:: What to work on ::
Present every line of the listing as a Markdown table with the columns Row and Line, where Row is the line's number and Line is its text. Omit blank lines and pictures.

:: Material for the task ::
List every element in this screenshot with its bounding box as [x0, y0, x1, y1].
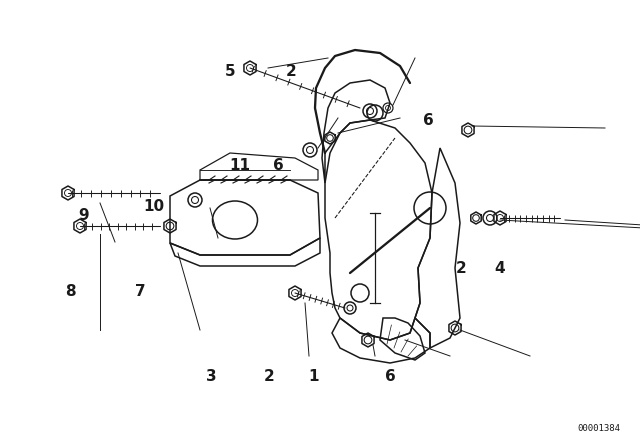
- Text: 00001384: 00001384: [577, 424, 620, 433]
- Text: 2: 2: [286, 64, 296, 79]
- Text: 7: 7: [136, 284, 146, 299]
- Text: 2: 2: [456, 261, 466, 276]
- Text: 6: 6: [424, 113, 434, 129]
- Text: 5: 5: [225, 64, 236, 79]
- Text: 10: 10: [143, 198, 164, 214]
- Text: 2: 2: [264, 369, 274, 384]
- Text: 6: 6: [385, 369, 396, 384]
- Text: 4: 4: [494, 261, 504, 276]
- Text: 11: 11: [230, 158, 250, 173]
- Text: 3: 3: [206, 369, 216, 384]
- Text: 8: 8: [65, 284, 76, 299]
- Text: 9: 9: [78, 207, 88, 223]
- Text: 6: 6: [273, 158, 284, 173]
- Text: 1: 1: [308, 369, 319, 384]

:: Solution to this exercise ::
| Row | Line |
|---|---|
| 1 | List every element in this screenshot with its bounding box as [x0, y0, x1, y1]. |
| 2 | - Text: 00001384: 00001384: [577, 424, 620, 433] |
| 3 | - Text: 2: 2: [286, 64, 296, 79] |
| 4 | - Text: 7: 7: [136, 284, 146, 299] |
| 5 | - Text: 2: 2: [456, 261, 466, 276] |
| 6 | - Text: 6: 6: [424, 113, 434, 129] |
| 7 | - Text: 5: 5: [225, 64, 236, 79] |
| 8 | - Text: 10: 10: [143, 198, 164, 214] |
| 9 | - Text: 2: 2: [264, 369, 274, 384] |
| 10 | - Text: 6: 6: [385, 369, 396, 384] |
| 11 | - Text: 4: 4: [494, 261, 504, 276] |
| 12 | - Text: 11: 11: [230, 158, 250, 173] |
| 13 | - Text: 3: 3: [206, 369, 216, 384] |
| 14 | - Text: 8: 8: [65, 284, 76, 299] |
| 15 | - Text: 9: 9: [78, 207, 88, 223] |
| 16 | - Text: 6: 6: [273, 158, 284, 173] |
| 17 | - Text: 1: 1: [308, 369, 319, 384] |